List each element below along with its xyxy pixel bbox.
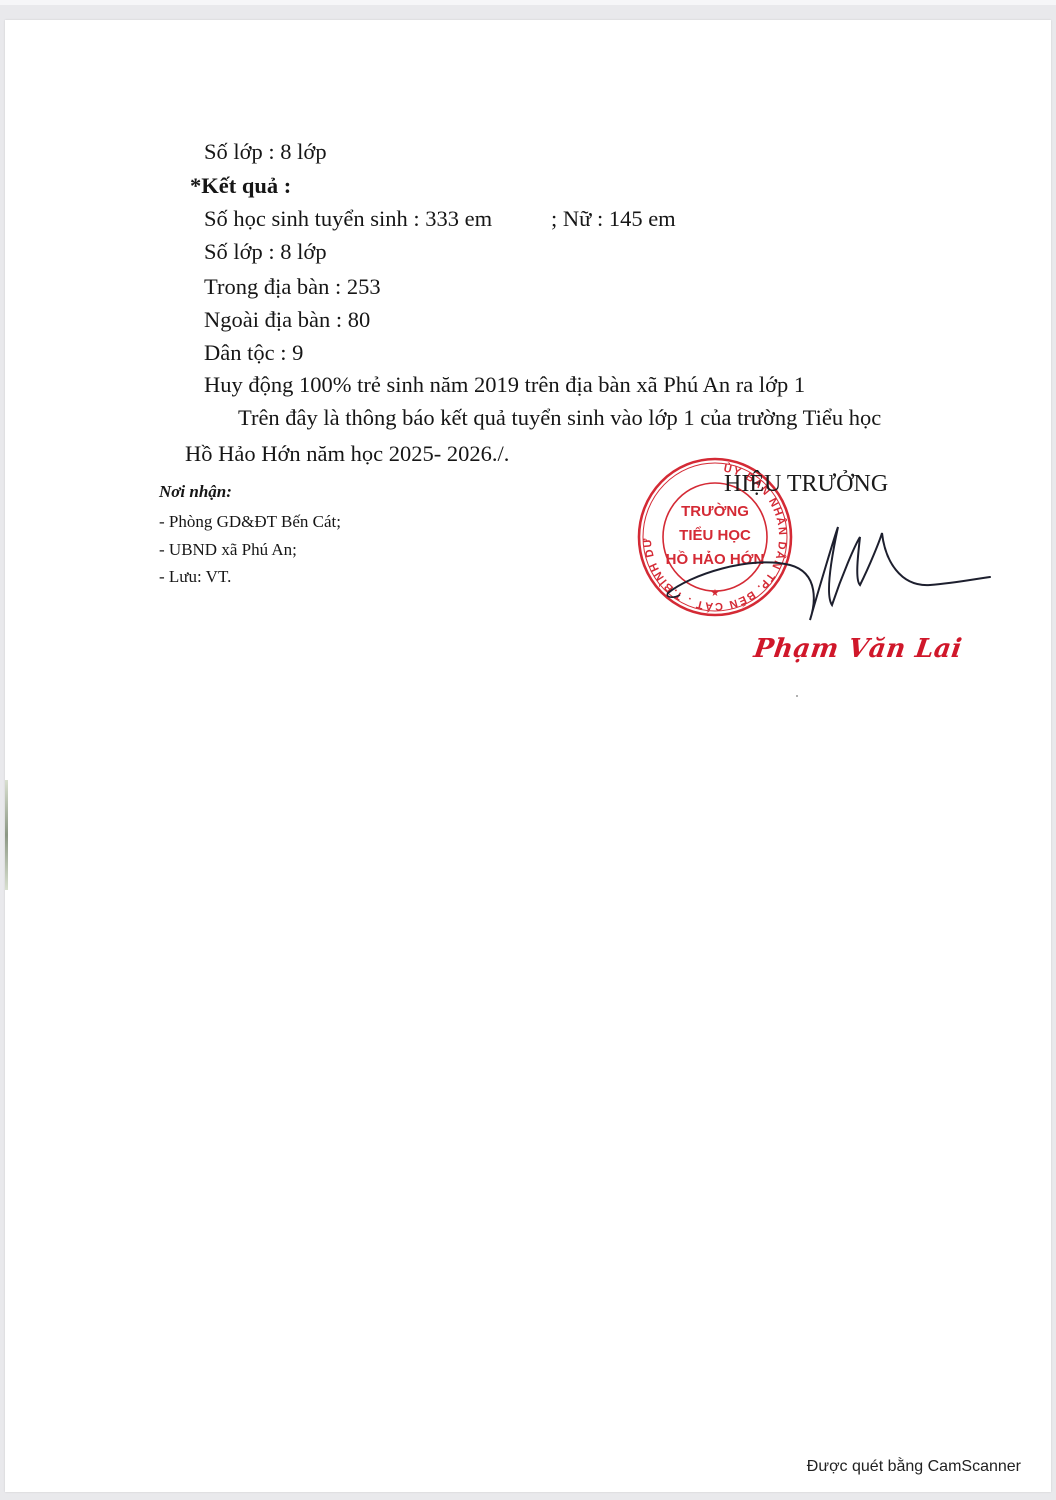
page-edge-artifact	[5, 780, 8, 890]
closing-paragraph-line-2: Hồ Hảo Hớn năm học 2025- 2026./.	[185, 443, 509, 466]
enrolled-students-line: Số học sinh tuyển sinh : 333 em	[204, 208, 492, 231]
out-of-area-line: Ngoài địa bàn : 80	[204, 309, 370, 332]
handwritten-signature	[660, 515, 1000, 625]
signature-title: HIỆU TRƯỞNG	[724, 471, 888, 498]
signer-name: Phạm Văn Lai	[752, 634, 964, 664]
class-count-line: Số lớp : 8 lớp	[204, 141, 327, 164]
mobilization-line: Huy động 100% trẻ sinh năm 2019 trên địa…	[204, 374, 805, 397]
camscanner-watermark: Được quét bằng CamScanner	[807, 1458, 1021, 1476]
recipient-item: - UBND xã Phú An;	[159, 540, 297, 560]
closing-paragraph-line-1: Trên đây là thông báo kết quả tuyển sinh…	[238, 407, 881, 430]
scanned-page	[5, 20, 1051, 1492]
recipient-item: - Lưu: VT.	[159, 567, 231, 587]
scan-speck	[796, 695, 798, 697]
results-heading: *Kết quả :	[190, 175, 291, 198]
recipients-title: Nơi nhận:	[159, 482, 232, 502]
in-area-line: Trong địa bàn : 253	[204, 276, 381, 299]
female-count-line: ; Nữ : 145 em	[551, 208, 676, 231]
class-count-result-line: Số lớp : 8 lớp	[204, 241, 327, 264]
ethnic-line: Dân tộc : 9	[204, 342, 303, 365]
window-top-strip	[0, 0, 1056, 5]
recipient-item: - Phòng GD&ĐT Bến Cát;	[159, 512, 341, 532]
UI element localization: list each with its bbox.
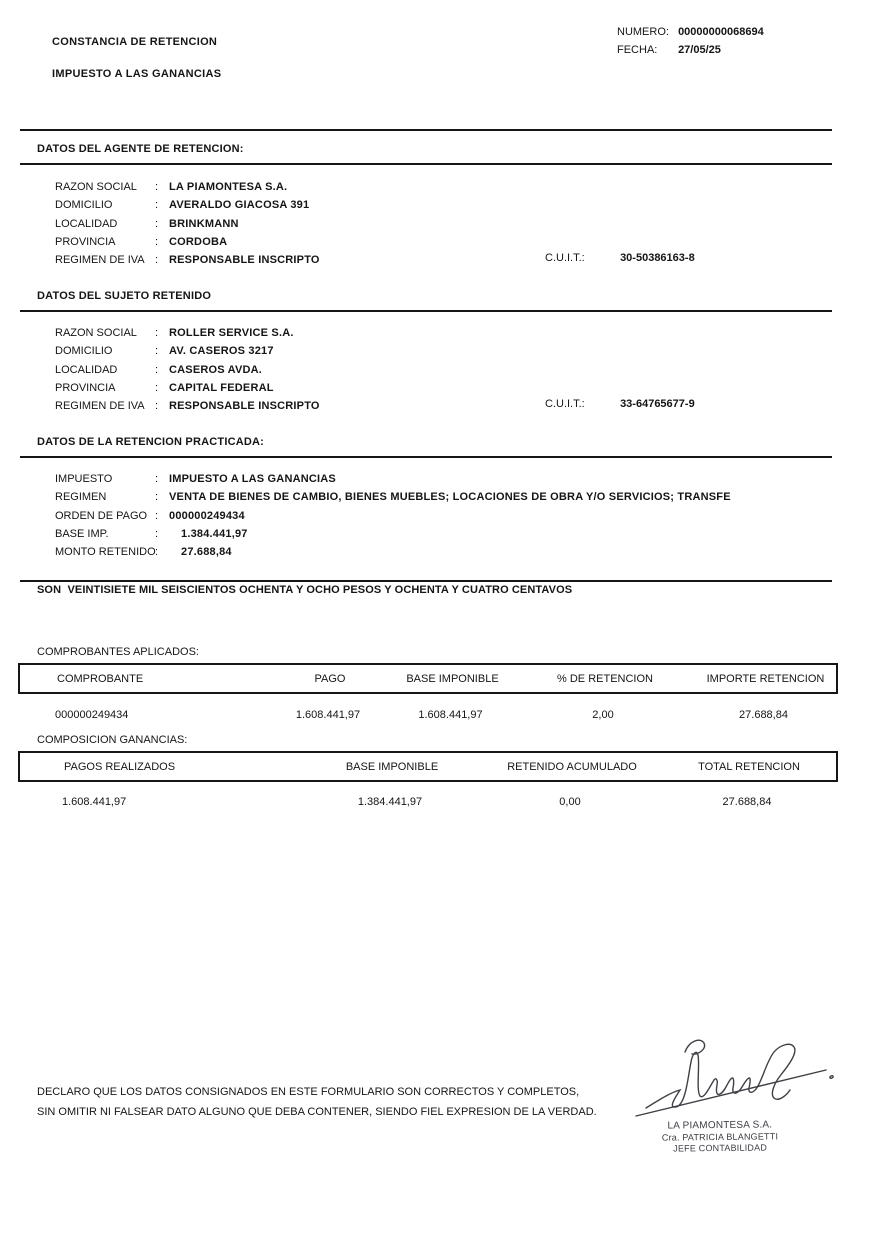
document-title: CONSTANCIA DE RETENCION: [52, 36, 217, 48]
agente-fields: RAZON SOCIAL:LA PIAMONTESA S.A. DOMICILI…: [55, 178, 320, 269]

· · · ·

> Task statement
Please repeat every line of the entries above word for word, leaving out the pictures.

> Written response
List each element below along with its xyxy pixel bbox.
page-edge-artifact	[5, 780, 8, 890]
closing-paragraph-line-2: Hồ Hảo Hớn năm học 2025- 2026./.	[185, 443, 509, 466]
enrolled-students-line: Số học sinh tuyển sinh : 333 em	[204, 208, 492, 231]
out-of-area-line: Ngoài địa bàn : 80	[204, 309, 370, 332]
handwritten-signature	[660, 515, 1000, 625]
signature-title: HIỆU TRƯỞNG	[724, 471, 888, 498]
signer-name: Phạm Văn Lai	[752, 634, 964, 664]
class-count-line: Số lớp : 8 lớp	[204, 141, 327, 164]
mobilization-line: Huy động 100% trẻ sinh năm 2019 trên địa…	[204, 374, 805, 397]
camscanner-watermark: Được quét bằng CamScanner	[807, 1458, 1021, 1476]
recipient-item: - UBND xã Phú An;	[159, 540, 297, 560]
closing-paragraph-line-1: Trên đây là thông báo kết quả tuyển sinh…	[238, 407, 881, 430]
scanned-page	[5, 20, 1051, 1492]
recipient-item: - Lưu: VT.	[159, 567, 231, 587]
scan-speck	[796, 695, 798, 697]
results-heading: *Kết quả :	[190, 175, 291, 198]
recipients-title: Nơi nhận:	[159, 482, 232, 502]
in-area-line: Trong địa bàn : 253	[204, 276, 381, 299]
female-count-line: ; Nữ : 145 em	[551, 208, 676, 231]
class-count-result-line: Số lớp : 8 lớp	[204, 241, 327, 264]
ethnic-line: Dân tộc : 9	[204, 342, 303, 365]
window-top-strip	[0, 0, 1056, 5]
recipient-item: - Phòng GD&ĐT Bến Cát;	[159, 512, 341, 532]
UI element localization: list each with its bbox.
document-title: CONSTANCIA DE RETENCION: [52, 36, 217, 48]
agente-fields: RAZON SOCIAL:LA PIAMONTESA S.A. DOMICILI…: [55, 178, 320, 269]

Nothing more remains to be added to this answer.